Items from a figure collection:

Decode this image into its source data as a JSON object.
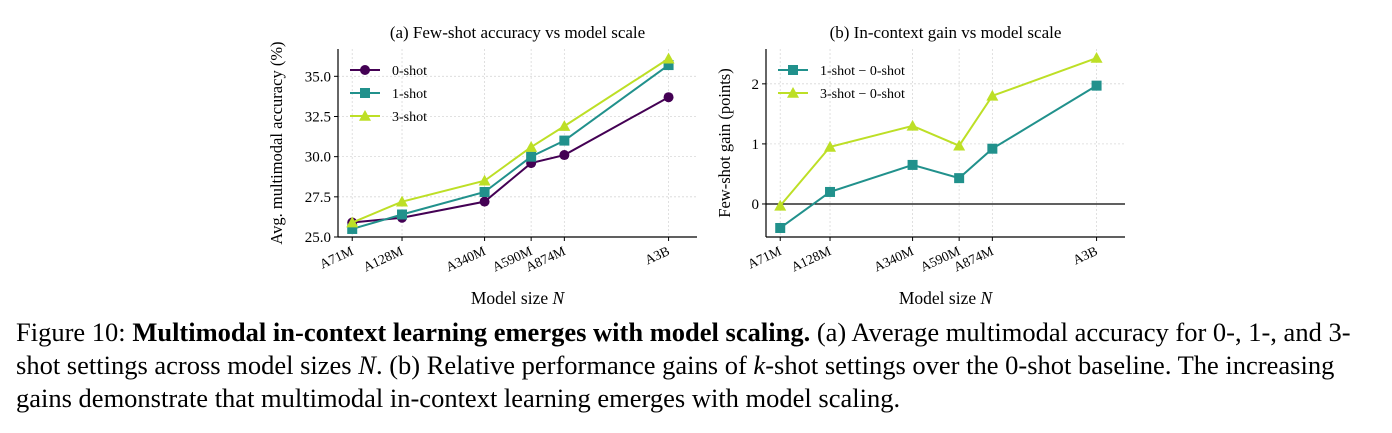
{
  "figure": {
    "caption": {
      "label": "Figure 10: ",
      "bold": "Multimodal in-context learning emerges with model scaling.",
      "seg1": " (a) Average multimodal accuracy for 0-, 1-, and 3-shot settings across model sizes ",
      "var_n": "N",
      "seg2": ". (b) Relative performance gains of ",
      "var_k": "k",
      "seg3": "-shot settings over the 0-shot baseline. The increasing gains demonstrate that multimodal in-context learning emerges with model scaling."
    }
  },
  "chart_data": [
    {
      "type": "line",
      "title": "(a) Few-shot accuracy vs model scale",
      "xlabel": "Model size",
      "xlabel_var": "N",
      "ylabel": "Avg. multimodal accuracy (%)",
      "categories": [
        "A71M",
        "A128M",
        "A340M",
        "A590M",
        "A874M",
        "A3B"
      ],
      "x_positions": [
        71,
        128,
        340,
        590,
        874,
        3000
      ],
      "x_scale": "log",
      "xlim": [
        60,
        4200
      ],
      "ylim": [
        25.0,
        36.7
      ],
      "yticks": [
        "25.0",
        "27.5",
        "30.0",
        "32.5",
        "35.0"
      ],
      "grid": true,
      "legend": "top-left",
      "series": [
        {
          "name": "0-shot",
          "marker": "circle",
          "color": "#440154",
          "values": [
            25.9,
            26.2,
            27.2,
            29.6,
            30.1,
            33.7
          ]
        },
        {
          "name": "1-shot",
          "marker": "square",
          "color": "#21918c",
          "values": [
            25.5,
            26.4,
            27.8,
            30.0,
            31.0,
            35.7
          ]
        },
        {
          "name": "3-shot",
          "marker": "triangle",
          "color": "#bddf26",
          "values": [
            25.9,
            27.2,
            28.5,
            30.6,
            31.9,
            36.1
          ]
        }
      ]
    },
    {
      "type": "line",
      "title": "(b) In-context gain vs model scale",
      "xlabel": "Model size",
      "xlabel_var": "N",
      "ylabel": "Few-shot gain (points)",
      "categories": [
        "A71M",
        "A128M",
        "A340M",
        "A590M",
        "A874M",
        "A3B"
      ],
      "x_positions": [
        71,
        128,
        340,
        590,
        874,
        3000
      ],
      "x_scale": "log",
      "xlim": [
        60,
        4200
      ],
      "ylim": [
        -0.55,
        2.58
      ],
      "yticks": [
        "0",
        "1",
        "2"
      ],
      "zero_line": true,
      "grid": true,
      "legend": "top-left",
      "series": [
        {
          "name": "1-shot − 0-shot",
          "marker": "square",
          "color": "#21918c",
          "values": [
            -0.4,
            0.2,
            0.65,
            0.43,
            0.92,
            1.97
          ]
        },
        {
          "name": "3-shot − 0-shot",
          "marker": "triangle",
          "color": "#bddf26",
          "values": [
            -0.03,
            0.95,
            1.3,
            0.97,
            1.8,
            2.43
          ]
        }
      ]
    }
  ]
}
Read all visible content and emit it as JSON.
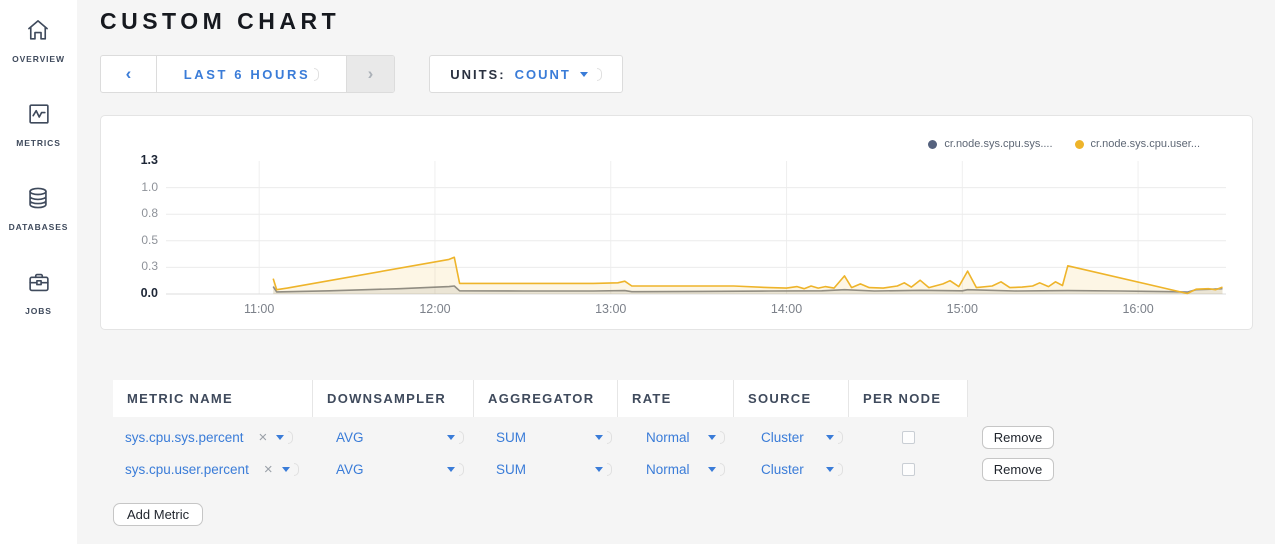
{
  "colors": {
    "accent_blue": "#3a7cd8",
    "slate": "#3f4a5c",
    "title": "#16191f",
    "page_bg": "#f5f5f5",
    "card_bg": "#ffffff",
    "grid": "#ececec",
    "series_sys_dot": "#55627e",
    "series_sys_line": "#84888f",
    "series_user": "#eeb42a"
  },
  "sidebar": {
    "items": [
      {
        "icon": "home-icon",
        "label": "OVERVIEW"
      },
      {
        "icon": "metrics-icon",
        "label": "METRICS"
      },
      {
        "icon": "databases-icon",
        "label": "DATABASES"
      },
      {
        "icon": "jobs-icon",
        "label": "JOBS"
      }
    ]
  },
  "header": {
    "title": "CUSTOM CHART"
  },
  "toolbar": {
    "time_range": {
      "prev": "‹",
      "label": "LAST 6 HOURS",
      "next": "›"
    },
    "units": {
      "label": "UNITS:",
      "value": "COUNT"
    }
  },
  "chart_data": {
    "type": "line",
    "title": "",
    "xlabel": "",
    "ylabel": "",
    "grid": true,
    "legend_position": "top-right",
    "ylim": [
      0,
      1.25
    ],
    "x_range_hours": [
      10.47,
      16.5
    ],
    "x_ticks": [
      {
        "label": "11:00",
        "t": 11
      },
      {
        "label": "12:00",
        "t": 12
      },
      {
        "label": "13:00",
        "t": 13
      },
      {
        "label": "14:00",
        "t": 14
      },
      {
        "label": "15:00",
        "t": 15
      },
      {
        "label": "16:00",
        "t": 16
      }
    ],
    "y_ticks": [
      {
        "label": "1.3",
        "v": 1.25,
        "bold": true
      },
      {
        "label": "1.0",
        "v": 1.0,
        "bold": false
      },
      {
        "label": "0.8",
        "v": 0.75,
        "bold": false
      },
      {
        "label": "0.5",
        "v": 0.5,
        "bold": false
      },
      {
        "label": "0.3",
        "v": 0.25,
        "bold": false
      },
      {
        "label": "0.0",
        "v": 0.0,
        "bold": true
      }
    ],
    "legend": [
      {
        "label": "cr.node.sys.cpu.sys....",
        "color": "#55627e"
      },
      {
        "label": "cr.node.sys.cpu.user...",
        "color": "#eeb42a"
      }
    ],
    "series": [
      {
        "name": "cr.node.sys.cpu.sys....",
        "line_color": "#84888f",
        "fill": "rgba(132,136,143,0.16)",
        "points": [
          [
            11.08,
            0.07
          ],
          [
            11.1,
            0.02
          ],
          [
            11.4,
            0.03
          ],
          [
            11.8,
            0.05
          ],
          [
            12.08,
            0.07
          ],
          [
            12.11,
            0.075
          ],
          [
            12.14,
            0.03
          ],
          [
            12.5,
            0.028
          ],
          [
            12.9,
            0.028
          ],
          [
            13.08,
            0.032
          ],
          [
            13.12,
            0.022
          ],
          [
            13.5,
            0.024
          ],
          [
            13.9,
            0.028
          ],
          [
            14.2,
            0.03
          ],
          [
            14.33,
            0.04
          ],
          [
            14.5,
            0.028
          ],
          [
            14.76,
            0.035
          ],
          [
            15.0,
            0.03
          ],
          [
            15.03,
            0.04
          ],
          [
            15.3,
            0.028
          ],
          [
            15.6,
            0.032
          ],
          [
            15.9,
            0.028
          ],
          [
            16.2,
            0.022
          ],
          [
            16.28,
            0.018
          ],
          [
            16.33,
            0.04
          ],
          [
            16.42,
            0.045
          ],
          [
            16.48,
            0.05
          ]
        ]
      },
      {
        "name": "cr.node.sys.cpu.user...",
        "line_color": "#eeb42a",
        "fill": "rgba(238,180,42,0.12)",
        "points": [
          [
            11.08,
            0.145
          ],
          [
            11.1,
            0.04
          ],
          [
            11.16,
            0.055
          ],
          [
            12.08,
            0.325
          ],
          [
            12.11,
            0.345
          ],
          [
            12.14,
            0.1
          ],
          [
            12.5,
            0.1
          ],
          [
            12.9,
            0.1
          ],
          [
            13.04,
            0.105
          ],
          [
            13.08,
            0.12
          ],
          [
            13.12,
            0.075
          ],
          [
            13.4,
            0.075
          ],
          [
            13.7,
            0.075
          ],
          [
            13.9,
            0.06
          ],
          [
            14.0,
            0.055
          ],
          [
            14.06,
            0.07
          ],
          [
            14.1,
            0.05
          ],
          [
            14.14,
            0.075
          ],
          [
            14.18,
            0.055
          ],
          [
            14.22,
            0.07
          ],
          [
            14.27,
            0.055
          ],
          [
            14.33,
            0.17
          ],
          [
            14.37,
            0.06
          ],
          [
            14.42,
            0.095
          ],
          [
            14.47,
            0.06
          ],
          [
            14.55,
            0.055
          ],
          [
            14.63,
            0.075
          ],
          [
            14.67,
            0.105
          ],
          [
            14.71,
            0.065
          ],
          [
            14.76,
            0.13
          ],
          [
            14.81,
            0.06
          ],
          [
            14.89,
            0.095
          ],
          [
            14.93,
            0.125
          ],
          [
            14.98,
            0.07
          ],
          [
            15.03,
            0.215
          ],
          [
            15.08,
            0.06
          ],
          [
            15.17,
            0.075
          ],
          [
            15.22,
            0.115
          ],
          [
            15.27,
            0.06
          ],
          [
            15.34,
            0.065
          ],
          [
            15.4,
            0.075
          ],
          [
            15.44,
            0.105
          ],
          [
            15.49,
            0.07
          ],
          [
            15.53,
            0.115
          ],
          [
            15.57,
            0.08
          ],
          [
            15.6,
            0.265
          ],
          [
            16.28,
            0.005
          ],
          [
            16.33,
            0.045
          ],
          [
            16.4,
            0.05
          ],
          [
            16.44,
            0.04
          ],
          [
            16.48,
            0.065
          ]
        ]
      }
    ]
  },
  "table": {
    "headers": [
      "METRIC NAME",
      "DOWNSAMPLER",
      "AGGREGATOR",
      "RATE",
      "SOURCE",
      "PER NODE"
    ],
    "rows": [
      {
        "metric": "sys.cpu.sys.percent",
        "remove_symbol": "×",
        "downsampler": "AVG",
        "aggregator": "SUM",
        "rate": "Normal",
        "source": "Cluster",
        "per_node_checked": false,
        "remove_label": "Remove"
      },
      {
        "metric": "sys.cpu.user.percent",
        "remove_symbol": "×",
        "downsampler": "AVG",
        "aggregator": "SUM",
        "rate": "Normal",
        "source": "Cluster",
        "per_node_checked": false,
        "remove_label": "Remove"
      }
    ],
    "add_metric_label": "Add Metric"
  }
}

Set problem: Find the lines containing "ylabel" and pull them out.

Written solution:
      "ylabel": "Avg. multimodal accuracy (%)",
      "ylabel": "Few-shot gain (points)",
    "ylabel": "",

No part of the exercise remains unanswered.